Problem statement: From the entries that follow, gather each line holding the word "India".

Dataset rows:
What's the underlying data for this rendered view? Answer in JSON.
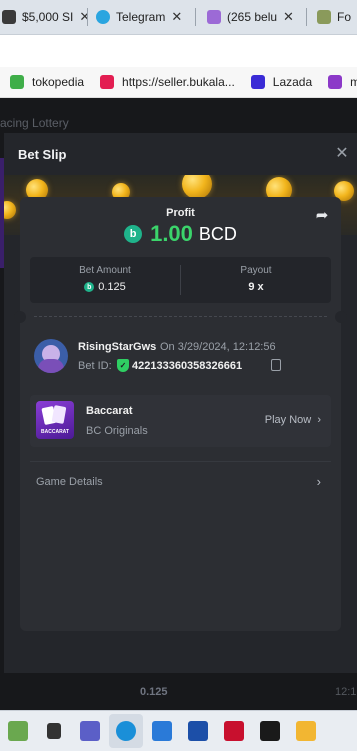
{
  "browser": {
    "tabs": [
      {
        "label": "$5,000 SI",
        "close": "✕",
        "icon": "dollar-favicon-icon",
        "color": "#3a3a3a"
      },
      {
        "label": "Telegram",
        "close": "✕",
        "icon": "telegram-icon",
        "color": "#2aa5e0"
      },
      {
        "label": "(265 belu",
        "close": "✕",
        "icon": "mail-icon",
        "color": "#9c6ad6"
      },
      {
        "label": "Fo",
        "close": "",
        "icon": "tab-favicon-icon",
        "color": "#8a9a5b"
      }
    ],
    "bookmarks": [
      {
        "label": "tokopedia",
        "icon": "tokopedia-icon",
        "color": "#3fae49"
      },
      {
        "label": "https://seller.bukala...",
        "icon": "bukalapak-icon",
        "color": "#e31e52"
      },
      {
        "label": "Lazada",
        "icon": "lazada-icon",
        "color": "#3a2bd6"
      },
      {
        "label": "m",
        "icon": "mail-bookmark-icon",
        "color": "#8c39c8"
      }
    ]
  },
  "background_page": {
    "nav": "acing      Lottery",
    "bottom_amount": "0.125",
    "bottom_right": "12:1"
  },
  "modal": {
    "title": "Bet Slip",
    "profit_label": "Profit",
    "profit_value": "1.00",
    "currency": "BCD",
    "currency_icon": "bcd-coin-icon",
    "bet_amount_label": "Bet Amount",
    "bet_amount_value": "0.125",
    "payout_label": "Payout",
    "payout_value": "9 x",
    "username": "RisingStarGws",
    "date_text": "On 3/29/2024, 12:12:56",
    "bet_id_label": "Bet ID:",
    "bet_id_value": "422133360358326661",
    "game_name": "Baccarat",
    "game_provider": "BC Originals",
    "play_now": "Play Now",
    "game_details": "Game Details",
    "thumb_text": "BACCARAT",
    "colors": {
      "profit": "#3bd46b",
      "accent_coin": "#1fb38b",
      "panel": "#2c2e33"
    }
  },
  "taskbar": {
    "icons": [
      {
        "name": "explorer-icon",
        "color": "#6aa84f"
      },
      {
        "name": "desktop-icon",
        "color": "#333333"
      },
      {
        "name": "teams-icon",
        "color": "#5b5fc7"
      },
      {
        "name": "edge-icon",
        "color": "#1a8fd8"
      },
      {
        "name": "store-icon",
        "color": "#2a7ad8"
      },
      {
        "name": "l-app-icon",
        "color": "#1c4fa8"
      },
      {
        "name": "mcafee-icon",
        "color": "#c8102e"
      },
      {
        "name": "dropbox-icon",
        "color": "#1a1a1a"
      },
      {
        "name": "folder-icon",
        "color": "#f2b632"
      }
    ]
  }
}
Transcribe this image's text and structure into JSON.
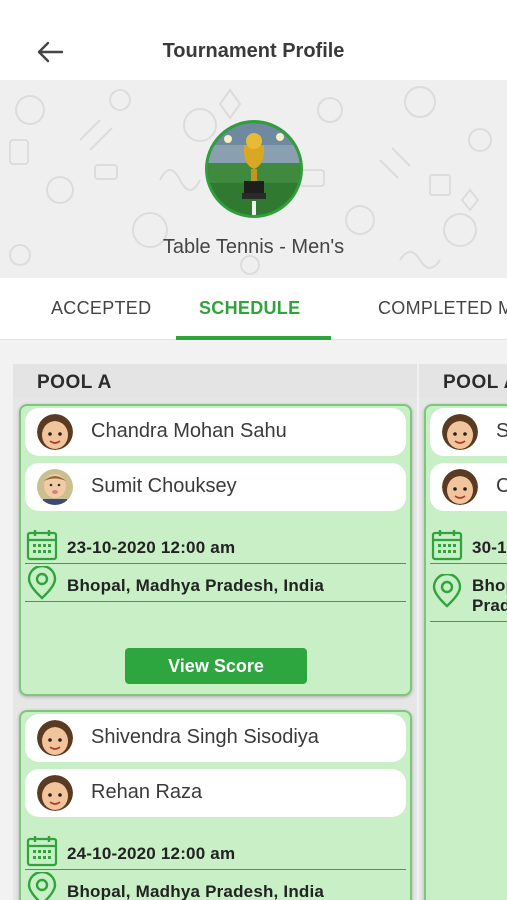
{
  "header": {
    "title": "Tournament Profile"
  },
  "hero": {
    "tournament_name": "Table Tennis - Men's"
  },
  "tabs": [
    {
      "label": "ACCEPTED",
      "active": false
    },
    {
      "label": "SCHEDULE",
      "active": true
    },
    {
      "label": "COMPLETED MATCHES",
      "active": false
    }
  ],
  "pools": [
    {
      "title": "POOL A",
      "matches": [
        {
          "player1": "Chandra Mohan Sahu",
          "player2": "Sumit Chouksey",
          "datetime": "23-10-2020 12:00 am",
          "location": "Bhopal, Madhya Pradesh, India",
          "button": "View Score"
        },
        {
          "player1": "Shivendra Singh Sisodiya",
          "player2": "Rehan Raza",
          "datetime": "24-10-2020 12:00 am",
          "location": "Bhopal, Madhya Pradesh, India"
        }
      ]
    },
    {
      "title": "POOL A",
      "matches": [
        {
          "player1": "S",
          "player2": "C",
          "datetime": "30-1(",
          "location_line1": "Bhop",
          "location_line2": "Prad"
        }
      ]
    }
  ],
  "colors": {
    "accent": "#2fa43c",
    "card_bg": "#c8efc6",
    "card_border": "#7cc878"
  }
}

Response:
          "location": "Bhopal, Madhya Pradesh, India",
          "location": "Bhopal, Madhya Pradesh, India"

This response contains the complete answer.